Exercise details :: Copy all lines that contain the word "bounce".

Record extracts ::
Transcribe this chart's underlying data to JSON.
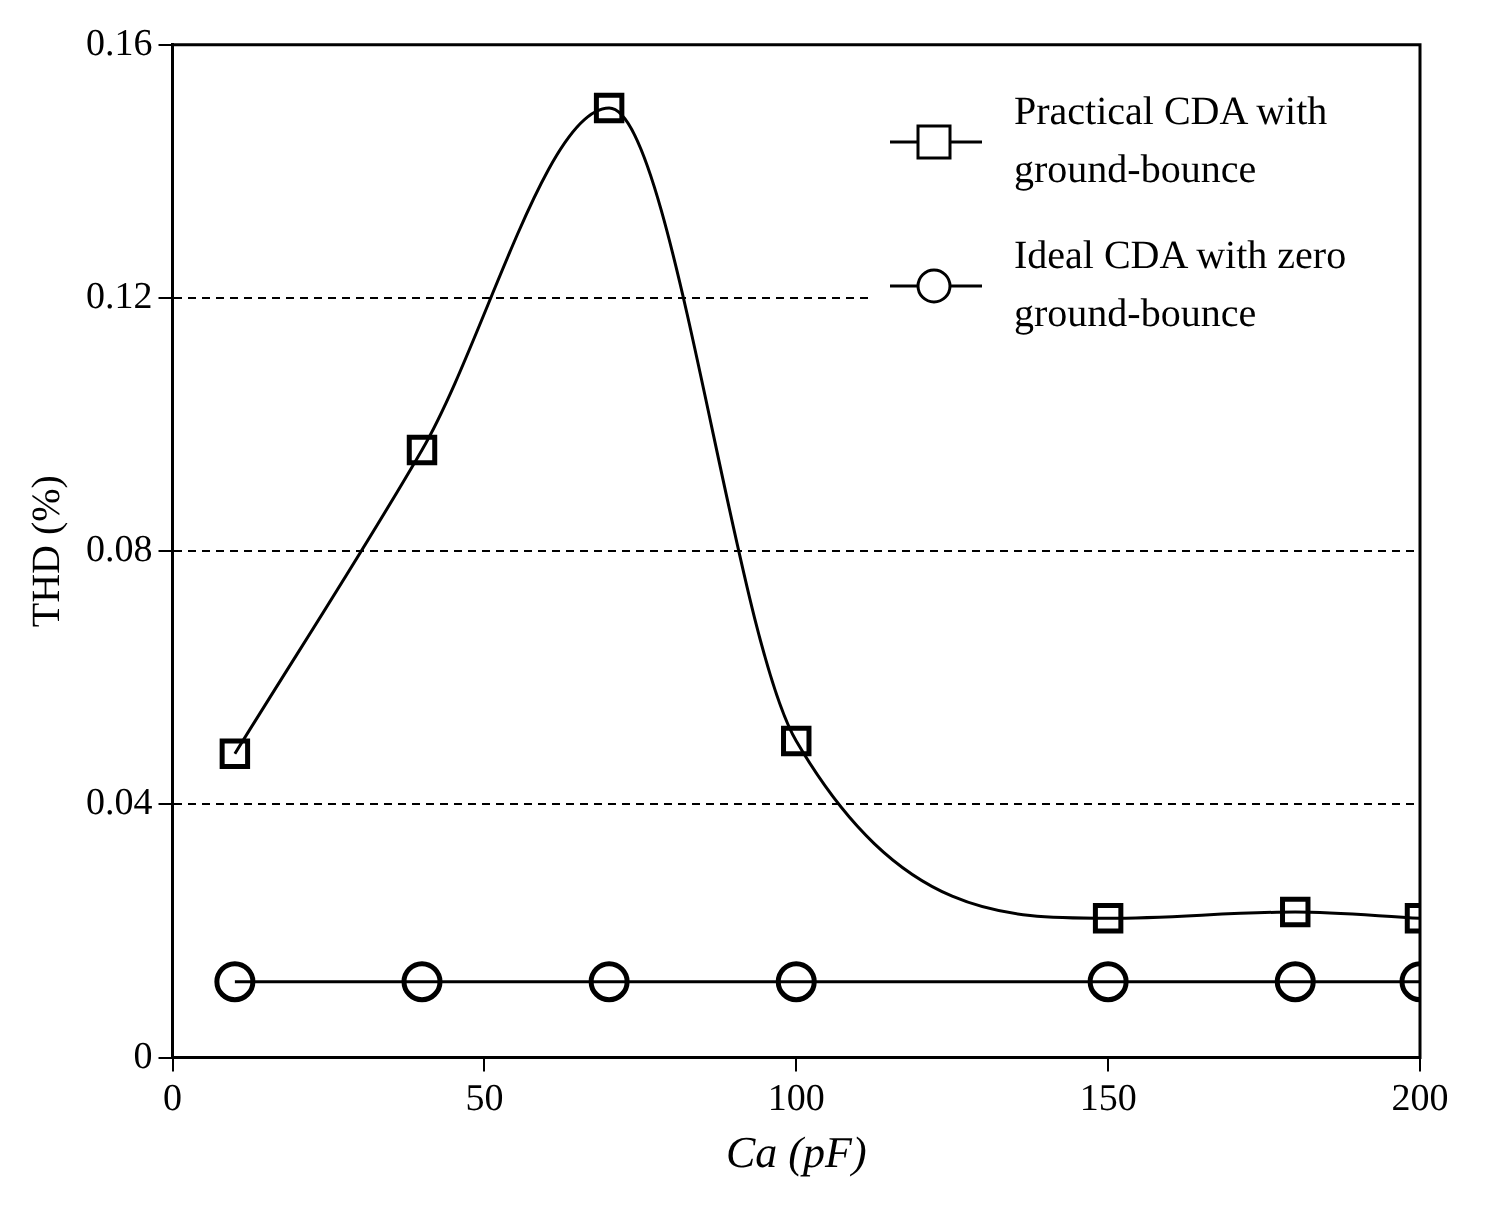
{
  "chart_data": {
    "type": "line",
    "xlabel": "Ca (pF)",
    "ylabel": "THD (%)",
    "x": [
      10,
      40,
      70,
      100,
      150,
      180,
      200
    ],
    "series": [
      {
        "name": "Practical CDA with ground-bounce",
        "color": "#000000",
        "marker": "square",
        "values": [
          0.048,
          0.096,
          0.15,
          0.05,
          0.022,
          0.023,
          0.022
        ]
      },
      {
        "name": "Ideal CDA with zero ground-bounce",
        "color": "#000000",
        "marker": "circle",
        "values": [
          0.012,
          0.012,
          0.012,
          0.012,
          0.012,
          0.012,
          0.012
        ]
      }
    ],
    "xlim": [
      0,
      200
    ],
    "xticks": [
      0,
      50,
      100,
      150,
      200
    ],
    "ylim": [
      0,
      0.16
    ],
    "yticks": [
      0,
      0.04,
      0.08,
      0.12,
      0.16
    ],
    "grid": "y",
    "legend": "top right",
    "line_style": "solid"
  }
}
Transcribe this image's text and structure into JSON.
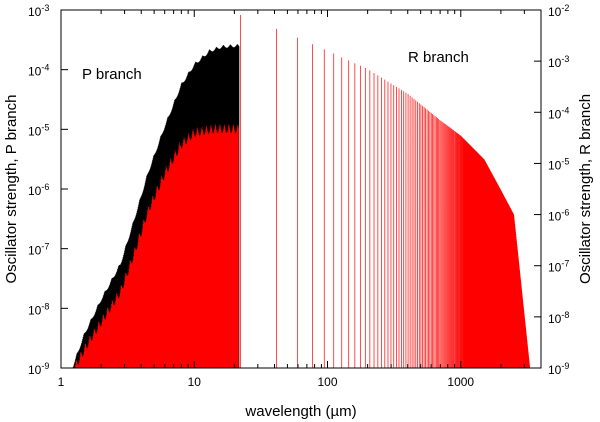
{
  "chart_data": {
    "type": "line",
    "xscale": "log",
    "yscale": "log",
    "xlabel": "wavelength (µm)",
    "ylabel_left": "Oscillator strength, P branch",
    "ylabel_right": "Oscillator strength, R branch",
    "xlim": [
      1,
      4000
    ],
    "ylim_left": [
      1e-09,
      0.001
    ],
    "ylim_right": [
      1e-09,
      0.01
    ],
    "x_ticks": [
      {
        "value": 1,
        "label": "1"
      },
      {
        "value": 10,
        "label": "10"
      },
      {
        "value": 100,
        "label": "100"
      },
      {
        "value": 1000,
        "label": "1000"
      }
    ],
    "y_left_ticks": [
      {
        "value": 1e-09,
        "base": "10",
        "exp": "-9"
      },
      {
        "value": 1e-08,
        "base": "10",
        "exp": "-8"
      },
      {
        "value": 1e-07,
        "base": "10",
        "exp": "-7"
      },
      {
        "value": 1e-06,
        "base": "10",
        "exp": "-6"
      },
      {
        "value": 1e-05,
        "base": "10",
        "exp": "-5"
      },
      {
        "value": 0.0001,
        "base": "10",
        "exp": "-4"
      },
      {
        "value": 0.001,
        "base": "10",
        "exp": "-3"
      }
    ],
    "y_right_ticks": [
      {
        "value": 1e-09,
        "base": "10",
        "exp": "-9"
      },
      {
        "value": 1e-08,
        "base": "10",
        "exp": "-8"
      },
      {
        "value": 1e-07,
        "base": "10",
        "exp": "-7"
      },
      {
        "value": 1e-06,
        "base": "10",
        "exp": "-6"
      },
      {
        "value": 1e-05,
        "base": "10",
        "exp": "-5"
      },
      {
        "value": 0.0001,
        "base": "10",
        "exp": "-4"
      },
      {
        "value": 0.001,
        "base": "10",
        "exp": "-3"
      },
      {
        "value": 0.01,
        "base": "10",
        "exp": "-2"
      }
    ],
    "annotations": [
      {
        "text": "P branch",
        "color": "#000000"
      },
      {
        "text": "R branch",
        "color": "#ff0000"
      }
    ],
    "series": [
      {
        "name": "P branch",
        "axis": "left",
        "color": "#000000",
        "envelope": [
          [
            1.2,
            1e-09
          ],
          [
            1.5,
            4e-09
          ],
          [
            2.0,
            1.5e-08
          ],
          [
            2.8,
            6e-08
          ],
          [
            3.5,
            3e-07
          ],
          [
            4.5,
            2e-06
          ],
          [
            6.0,
            1.2e-05
          ],
          [
            8.0,
            6e-05
          ],
          [
            10.0,
            0.00013
          ],
          [
            13.0,
            0.00022
          ],
          [
            16.0,
            0.00026
          ],
          [
            20.0,
            0.00027
          ],
          [
            21.5,
            0.00027
          ]
        ],
        "x_end": 21.8
      },
      {
        "name": "R branch",
        "axis": "right",
        "color": "#ff0000",
        "envelope_short": [
          [
            1.2,
            1e-09
          ],
          [
            1.6,
            4e-09
          ],
          [
            2.0,
            1e-08
          ],
          [
            2.8,
            4e-08
          ],
          [
            3.5,
            2e-07
          ],
          [
            4.5,
            1.5e-06
          ],
          [
            6.0,
            8e-06
          ],
          [
            8.0,
            3e-05
          ],
          [
            10.0,
            5e-05
          ],
          [
            14.0,
            6e-05
          ],
          [
            20.0,
            6e-05
          ],
          [
            21.5,
            6e-05
          ]
        ],
        "envelope_long": [
          [
            22.5,
            0.008
          ],
          [
            30,
            0.006
          ],
          [
            50,
            0.0035
          ],
          [
            100,
            0.0016
          ],
          [
            200,
            0.0007
          ],
          [
            400,
            0.00023
          ],
          [
            700,
            7e-05
          ],
          [
            1000,
            3.5e-05
          ],
          [
            1500,
            1.2e-05
          ],
          [
            2000,
            3e-06
          ],
          [
            2500,
            1e-06
          ],
          [
            3300,
            1e-09
          ]
        ],
        "x_end": 3300
      }
    ]
  }
}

Solution for this task ::
        "name": "Practical CDA with ground-bounce",
        "name": "Ideal CDA with zero ground-bounce",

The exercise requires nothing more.